**What is needed**:
Retype the whole listing verbatim and keep the pictures out of it.

**Records to process**:
______________________________
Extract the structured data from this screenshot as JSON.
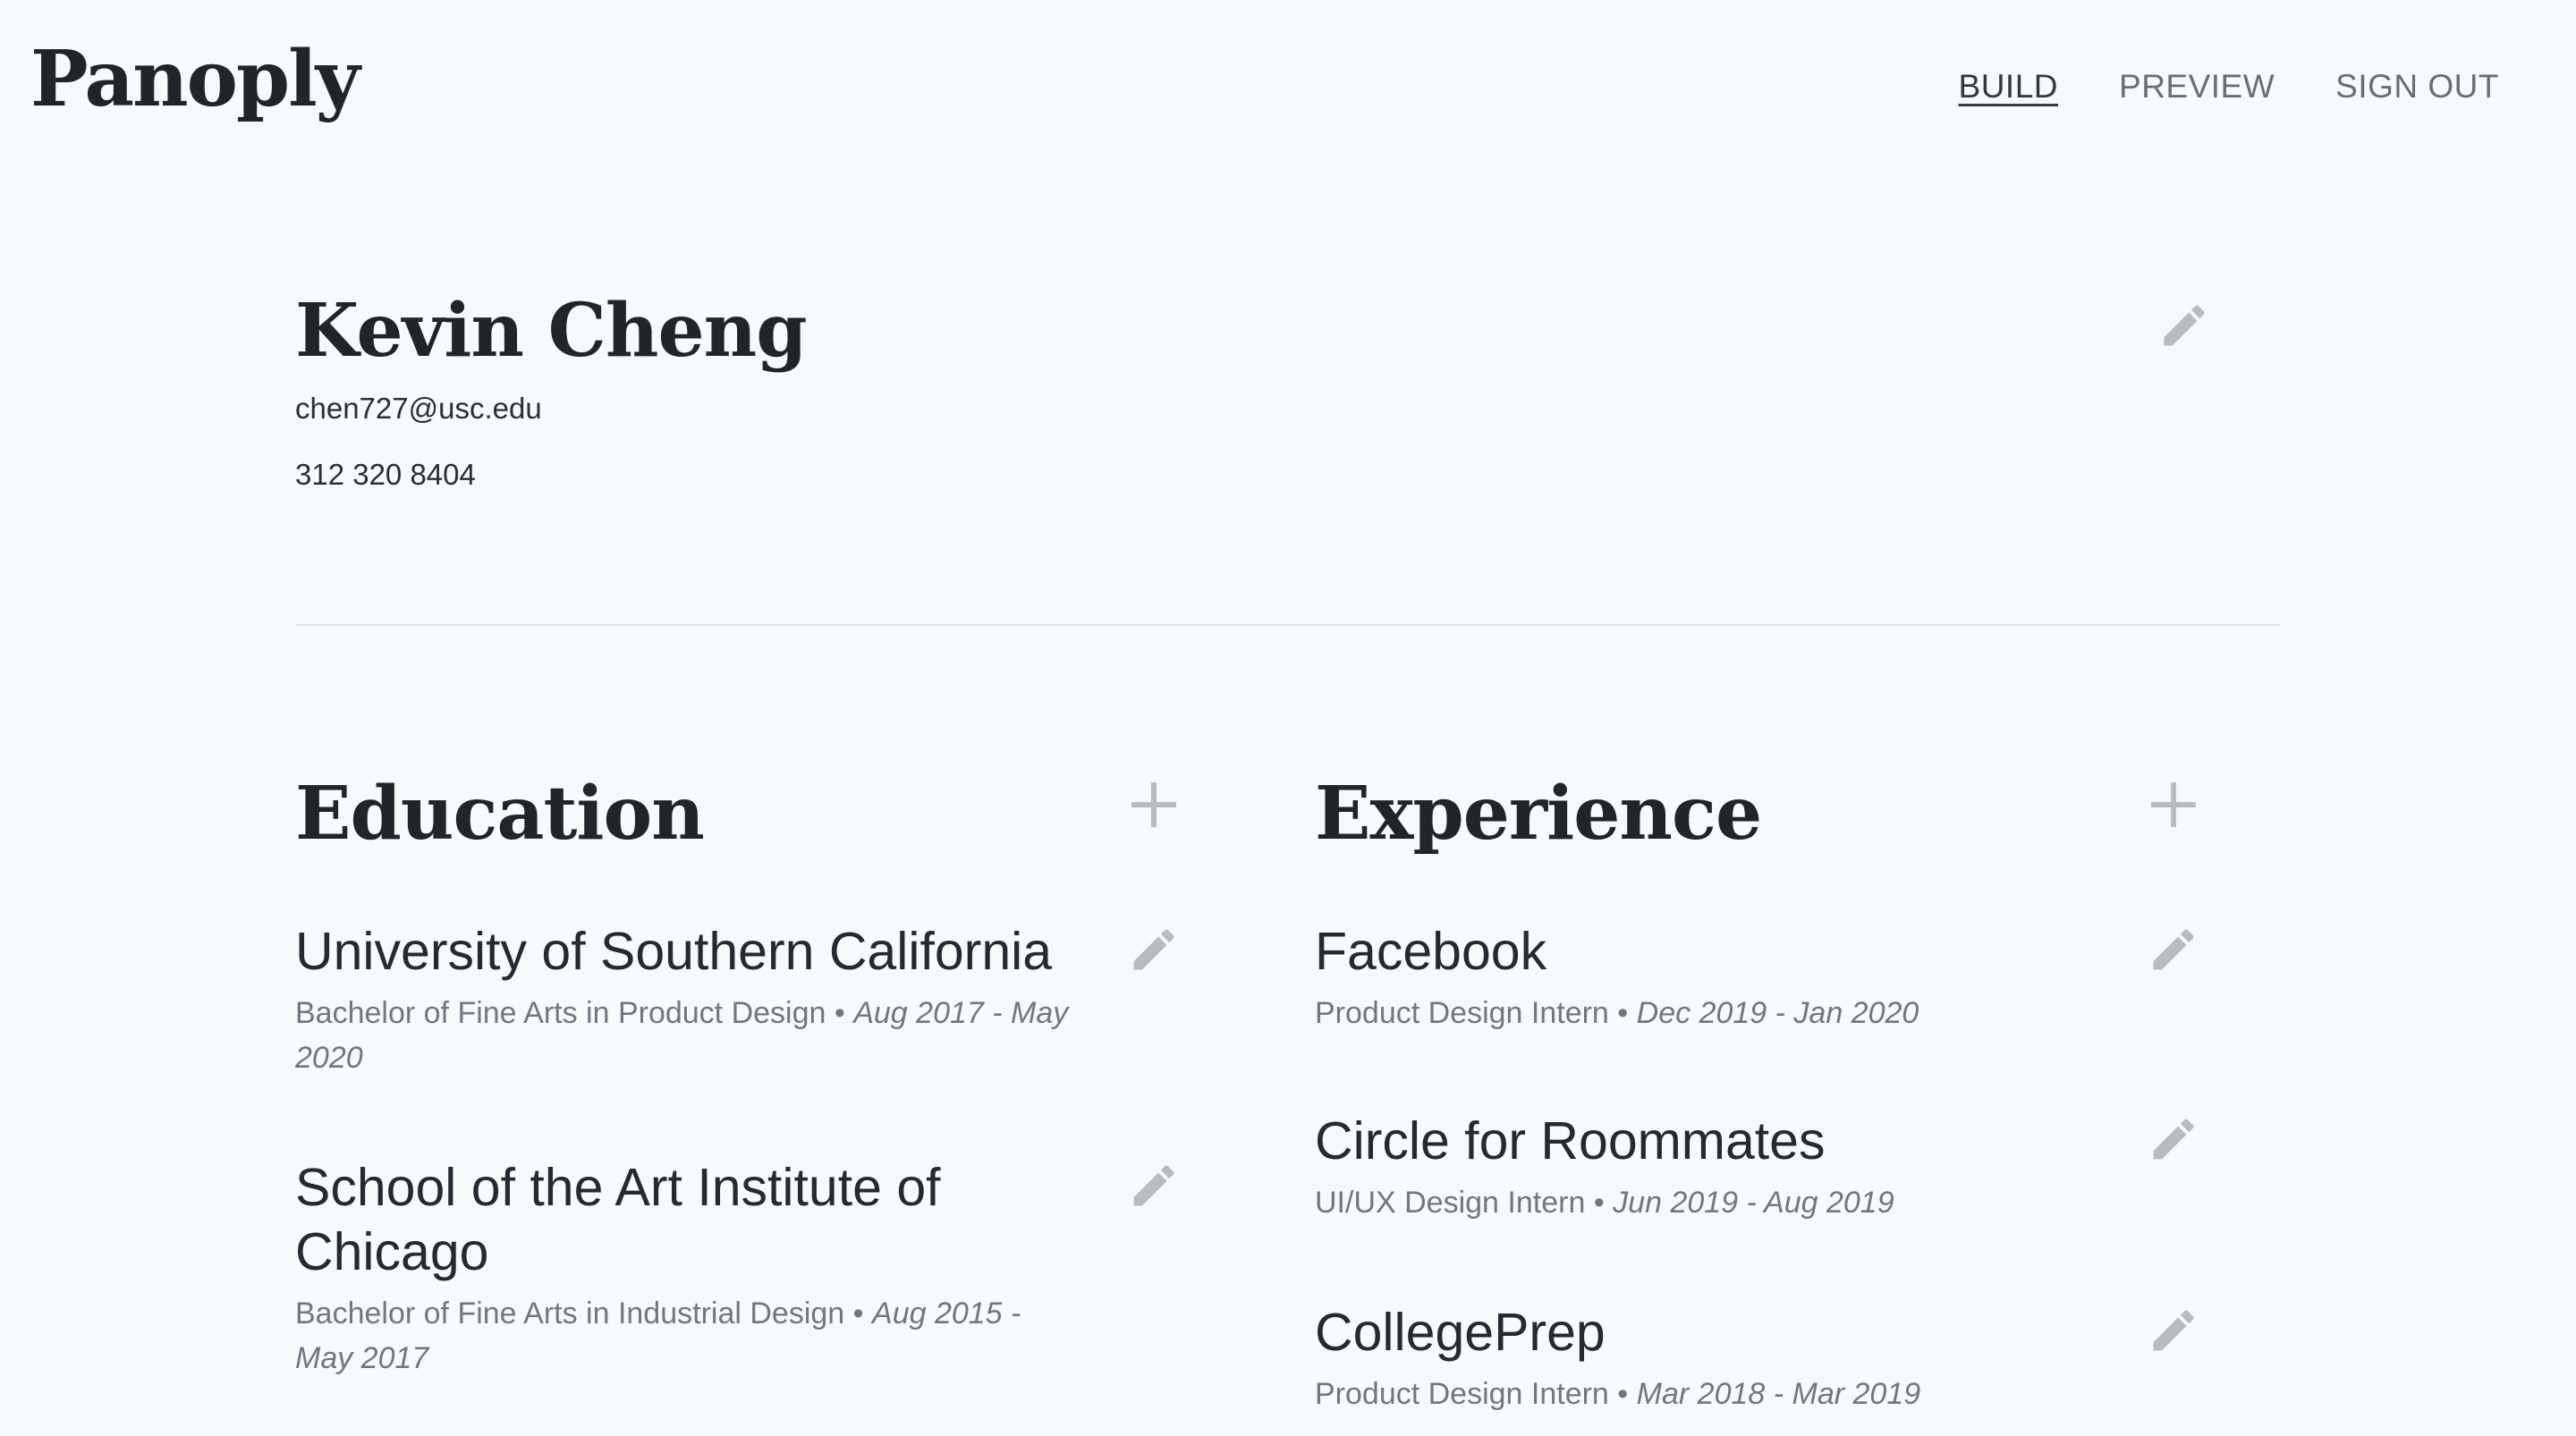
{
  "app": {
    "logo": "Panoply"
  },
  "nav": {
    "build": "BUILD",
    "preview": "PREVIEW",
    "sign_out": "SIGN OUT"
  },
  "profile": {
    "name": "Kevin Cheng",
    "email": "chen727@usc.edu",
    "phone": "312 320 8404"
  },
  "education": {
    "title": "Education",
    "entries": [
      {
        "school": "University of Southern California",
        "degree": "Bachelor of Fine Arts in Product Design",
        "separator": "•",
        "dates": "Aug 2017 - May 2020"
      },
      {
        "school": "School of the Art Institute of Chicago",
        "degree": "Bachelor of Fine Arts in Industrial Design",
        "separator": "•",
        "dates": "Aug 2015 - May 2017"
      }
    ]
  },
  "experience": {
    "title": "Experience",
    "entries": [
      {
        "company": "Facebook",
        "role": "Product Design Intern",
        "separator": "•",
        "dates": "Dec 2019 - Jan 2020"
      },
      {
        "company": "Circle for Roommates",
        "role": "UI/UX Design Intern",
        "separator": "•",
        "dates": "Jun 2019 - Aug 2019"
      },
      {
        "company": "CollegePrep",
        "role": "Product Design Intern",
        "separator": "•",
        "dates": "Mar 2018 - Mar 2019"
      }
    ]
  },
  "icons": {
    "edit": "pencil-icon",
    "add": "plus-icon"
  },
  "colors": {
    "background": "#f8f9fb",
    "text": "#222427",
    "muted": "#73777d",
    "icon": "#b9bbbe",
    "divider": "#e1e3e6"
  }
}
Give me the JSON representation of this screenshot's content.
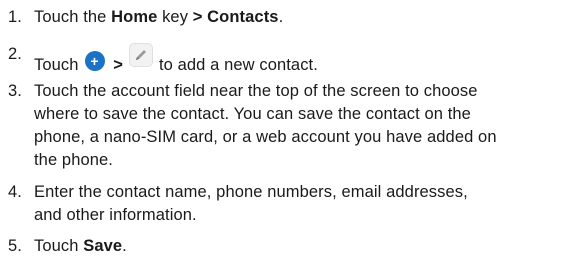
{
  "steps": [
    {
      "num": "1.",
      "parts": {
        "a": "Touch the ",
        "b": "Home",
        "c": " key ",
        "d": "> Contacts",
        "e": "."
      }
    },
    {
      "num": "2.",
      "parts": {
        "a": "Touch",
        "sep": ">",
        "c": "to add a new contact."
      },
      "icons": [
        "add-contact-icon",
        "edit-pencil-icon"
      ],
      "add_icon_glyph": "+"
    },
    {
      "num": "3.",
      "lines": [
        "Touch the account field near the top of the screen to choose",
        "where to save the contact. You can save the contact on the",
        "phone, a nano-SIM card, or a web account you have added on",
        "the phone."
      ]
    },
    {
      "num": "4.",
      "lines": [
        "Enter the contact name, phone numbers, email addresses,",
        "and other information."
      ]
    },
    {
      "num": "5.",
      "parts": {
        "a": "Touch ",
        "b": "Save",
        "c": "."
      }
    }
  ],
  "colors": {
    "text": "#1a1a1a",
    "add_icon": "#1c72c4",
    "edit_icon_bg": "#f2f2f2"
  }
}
______________________________
**Full answer**:
Extract the structured data from this screenshot as JSON.
{
  "app": {
    "logo": "Panoply"
  },
  "nav": {
    "build": "BUILD",
    "preview": "PREVIEW",
    "sign_out": "SIGN OUT"
  },
  "profile": {
    "name": "Kevin Cheng",
    "email": "chen727@usc.edu",
    "phone": "312 320 8404"
  },
  "education": {
    "title": "Education",
    "entries": [
      {
        "school": "University of Southern California",
        "degree": "Bachelor of Fine Arts in Product Design",
        "separator": "•",
        "dates": "Aug 2017 - May 2020"
      },
      {
        "school": "School of the Art Institute of Chicago",
        "degree": "Bachelor of Fine Arts in Industrial Design",
        "separator": "•",
        "dates": "Aug 2015 - May 2017"
      }
    ]
  },
  "experience": {
    "title": "Experience",
    "entries": [
      {
        "company": "Facebook",
        "role": "Product Design Intern",
        "separator": "•",
        "dates": "Dec 2019 - Jan 2020"
      },
      {
        "company": "Circle for Roommates",
        "role": "UI/UX Design Intern",
        "separator": "•",
        "dates": "Jun 2019 - Aug 2019"
      },
      {
        "company": "CollegePrep",
        "role": "Product Design Intern",
        "separator": "•",
        "dates": "Mar 2018 - Mar 2019"
      }
    ]
  },
  "icons": {
    "edit": "pencil-icon",
    "add": "plus-icon"
  },
  "colors": {
    "background": "#f8f9fb",
    "text": "#222427",
    "muted": "#73777d",
    "icon": "#b9bbbe",
    "divider": "#e1e3e6"
  }
}
Give me the JSON representation of this screenshot's content.
{
  "steps": [
    {
      "num": "1.",
      "parts": {
        "a": "Touch the ",
        "b": "Home",
        "c": " key ",
        "d": "> Contacts",
        "e": "."
      }
    },
    {
      "num": "2.",
      "parts": {
        "a": "Touch",
        "sep": ">",
        "c": "to add a new contact."
      },
      "icons": [
        "add-contact-icon",
        "edit-pencil-icon"
      ],
      "add_icon_glyph": "+"
    },
    {
      "num": "3.",
      "lines": [
        "Touch the account field near the top of the screen to choose",
        "where to save the contact. You can save the contact on the",
        "phone, a nano-SIM card, or a web account you have added on",
        "the phone."
      ]
    },
    {
      "num": "4.",
      "lines": [
        "Enter the contact name, phone numbers, email addresses,",
        "and other information."
      ]
    },
    {
      "num": "5.",
      "parts": {
        "a": "Touch ",
        "b": "Save",
        "c": "."
      }
    }
  ],
  "colors": {
    "text": "#1a1a1a",
    "add_icon": "#1c72c4",
    "edit_icon_bg": "#f2f2f2"
  }
}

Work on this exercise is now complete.